◆ Your instructions
Show every line below where "Pachpadra" can be found.

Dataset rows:
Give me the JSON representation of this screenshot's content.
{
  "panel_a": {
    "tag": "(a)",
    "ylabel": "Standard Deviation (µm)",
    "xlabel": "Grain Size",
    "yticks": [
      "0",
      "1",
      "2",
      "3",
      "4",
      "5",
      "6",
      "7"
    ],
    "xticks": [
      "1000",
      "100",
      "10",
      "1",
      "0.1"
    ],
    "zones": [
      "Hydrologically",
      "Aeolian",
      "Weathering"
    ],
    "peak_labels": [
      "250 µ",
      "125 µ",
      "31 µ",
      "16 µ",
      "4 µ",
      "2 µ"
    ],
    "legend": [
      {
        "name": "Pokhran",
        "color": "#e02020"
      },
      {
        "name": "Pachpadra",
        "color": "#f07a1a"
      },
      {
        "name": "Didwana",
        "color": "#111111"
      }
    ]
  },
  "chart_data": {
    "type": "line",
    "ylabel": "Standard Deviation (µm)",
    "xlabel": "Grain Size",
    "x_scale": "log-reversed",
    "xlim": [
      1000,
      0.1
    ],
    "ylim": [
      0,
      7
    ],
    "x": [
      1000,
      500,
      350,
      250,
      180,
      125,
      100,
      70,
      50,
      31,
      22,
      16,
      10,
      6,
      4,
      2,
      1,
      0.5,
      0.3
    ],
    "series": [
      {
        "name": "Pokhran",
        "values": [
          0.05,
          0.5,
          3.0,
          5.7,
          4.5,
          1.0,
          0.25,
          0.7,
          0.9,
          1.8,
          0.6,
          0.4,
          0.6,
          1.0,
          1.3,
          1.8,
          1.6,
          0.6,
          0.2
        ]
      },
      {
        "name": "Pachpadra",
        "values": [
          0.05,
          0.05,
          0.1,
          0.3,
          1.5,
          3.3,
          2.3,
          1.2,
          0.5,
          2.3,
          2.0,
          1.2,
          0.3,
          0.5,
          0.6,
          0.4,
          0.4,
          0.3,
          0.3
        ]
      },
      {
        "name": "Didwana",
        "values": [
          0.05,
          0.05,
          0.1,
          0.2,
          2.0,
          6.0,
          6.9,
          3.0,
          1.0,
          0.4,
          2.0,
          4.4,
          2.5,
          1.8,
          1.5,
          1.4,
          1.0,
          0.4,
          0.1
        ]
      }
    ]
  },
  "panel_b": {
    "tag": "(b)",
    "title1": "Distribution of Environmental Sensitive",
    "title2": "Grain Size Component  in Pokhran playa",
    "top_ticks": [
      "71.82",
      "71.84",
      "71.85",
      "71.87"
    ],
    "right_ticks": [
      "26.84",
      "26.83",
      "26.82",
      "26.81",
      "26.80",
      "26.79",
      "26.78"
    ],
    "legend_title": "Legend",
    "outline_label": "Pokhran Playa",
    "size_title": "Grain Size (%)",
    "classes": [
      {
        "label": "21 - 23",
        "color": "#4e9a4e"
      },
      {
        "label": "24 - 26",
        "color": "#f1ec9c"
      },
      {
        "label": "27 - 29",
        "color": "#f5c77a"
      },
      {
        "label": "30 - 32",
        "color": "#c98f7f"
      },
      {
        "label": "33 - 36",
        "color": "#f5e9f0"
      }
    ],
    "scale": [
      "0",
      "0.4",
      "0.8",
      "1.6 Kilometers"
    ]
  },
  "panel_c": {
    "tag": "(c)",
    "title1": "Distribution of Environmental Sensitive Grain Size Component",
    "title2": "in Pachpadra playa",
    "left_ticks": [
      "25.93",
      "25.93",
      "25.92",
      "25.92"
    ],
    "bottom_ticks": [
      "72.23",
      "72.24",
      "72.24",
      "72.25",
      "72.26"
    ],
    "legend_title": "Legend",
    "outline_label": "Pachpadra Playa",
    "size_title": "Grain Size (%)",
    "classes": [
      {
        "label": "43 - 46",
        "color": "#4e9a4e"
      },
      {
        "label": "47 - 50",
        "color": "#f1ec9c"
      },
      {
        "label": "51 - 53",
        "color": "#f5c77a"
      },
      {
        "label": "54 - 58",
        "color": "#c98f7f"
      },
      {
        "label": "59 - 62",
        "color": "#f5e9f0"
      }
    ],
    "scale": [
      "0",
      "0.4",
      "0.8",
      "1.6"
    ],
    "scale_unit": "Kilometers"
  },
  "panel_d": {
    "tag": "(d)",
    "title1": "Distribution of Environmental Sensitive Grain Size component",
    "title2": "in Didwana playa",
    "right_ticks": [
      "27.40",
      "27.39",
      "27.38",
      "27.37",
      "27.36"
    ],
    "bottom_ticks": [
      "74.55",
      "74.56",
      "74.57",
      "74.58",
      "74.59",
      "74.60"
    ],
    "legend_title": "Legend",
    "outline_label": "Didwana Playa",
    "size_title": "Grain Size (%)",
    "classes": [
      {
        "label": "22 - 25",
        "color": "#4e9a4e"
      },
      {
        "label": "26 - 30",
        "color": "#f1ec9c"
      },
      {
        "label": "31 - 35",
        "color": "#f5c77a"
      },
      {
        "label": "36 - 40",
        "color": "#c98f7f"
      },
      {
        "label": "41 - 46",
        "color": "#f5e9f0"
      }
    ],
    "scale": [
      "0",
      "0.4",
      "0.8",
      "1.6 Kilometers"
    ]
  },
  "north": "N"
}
--
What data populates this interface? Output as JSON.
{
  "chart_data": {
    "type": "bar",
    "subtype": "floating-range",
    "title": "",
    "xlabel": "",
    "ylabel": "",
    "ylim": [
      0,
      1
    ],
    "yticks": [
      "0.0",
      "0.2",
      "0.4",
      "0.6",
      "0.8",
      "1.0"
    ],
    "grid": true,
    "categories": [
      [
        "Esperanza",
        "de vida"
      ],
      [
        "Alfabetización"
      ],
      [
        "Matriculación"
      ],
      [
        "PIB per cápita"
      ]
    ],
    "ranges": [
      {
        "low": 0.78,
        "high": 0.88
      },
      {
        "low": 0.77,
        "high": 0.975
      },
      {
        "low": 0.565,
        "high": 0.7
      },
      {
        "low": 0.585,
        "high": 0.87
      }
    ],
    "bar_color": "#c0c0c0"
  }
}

◆ Reply
        "name": "Pachpadra",
        "name": "Pachpadra",
    "title2": "in Pachpadra playa",
    "outline_label": "Pachpadra Playa",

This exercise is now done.